═══ DATA SHOWN ═══

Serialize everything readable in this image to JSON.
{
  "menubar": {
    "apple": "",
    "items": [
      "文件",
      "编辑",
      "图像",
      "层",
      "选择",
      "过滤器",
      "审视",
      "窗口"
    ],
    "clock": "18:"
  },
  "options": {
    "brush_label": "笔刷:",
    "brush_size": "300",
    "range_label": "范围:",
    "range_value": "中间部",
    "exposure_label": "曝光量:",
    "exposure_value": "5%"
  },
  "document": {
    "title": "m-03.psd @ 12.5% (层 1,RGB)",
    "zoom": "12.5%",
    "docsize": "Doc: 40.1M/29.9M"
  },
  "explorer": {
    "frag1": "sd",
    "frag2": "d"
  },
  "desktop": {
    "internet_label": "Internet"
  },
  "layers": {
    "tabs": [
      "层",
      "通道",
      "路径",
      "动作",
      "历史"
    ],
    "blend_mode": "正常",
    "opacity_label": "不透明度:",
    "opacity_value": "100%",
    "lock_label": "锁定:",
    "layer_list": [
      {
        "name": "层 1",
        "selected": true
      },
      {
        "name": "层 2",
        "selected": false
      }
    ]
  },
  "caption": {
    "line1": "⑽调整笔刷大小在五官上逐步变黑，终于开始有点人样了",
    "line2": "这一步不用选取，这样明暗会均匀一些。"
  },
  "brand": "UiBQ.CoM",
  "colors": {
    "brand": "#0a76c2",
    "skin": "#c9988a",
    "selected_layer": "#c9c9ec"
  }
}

═══

## GIVEN EXERCISE
Copy out all of the records above with nothing altered.

## ANSWER FOR THIS EXERCISE
Serialize everything readable in this image to JSON.
{
  "menubar": {
    "apple": "",
    "items": [
      "文件",
      "编辑",
      "图像",
      "层",
      "选择",
      "过滤器",
      "审视",
      "窗口"
    ],
    "clock": "18:"
  },
  "options": {
    "brush_label": "笔刷:",
    "brush_size": "300",
    "range_label": "范围:",
    "range_value": "中间部",
    "exposure_label": "曝光量:",
    "exposure_value": "5%"
  },
  "document": {
    "title": "m-03.psd @ 12.5% (层 1,RGB)",
    "zoom": "12.5%",
    "docsize": "Doc: 40.1M/29.9M"
  },
  "explorer": {
    "frag1": "sd",
    "frag2": "d"
  },
  "desktop": {
    "internet_label": "Internet"
  },
  "layers": {
    "tabs": [
      "层",
      "通道",
      "路径",
      "动作",
      "历史"
    ],
    "blend_mode": "正常",
    "opacity_label": "不透明度:",
    "opacity_value": "100%",
    "lock_label": "锁定:",
    "layer_list": [
      {
        "name": "层 1",
        "selected": true
      },
      {
        "name": "层 2",
        "selected": false
      }
    ]
  },
  "caption": {
    "line1": "⑽调整笔刷大小在五官上逐步变黑，终于开始有点人样了",
    "line2": "这一步不用选取，这样明暗会均匀一些。"
  },
  "brand": "UiBQ.CoM",
  "colors": {
    "brand": "#0a76c2",
    "skin": "#c9988a",
    "selected_layer": "#c9c9ec"
  }
}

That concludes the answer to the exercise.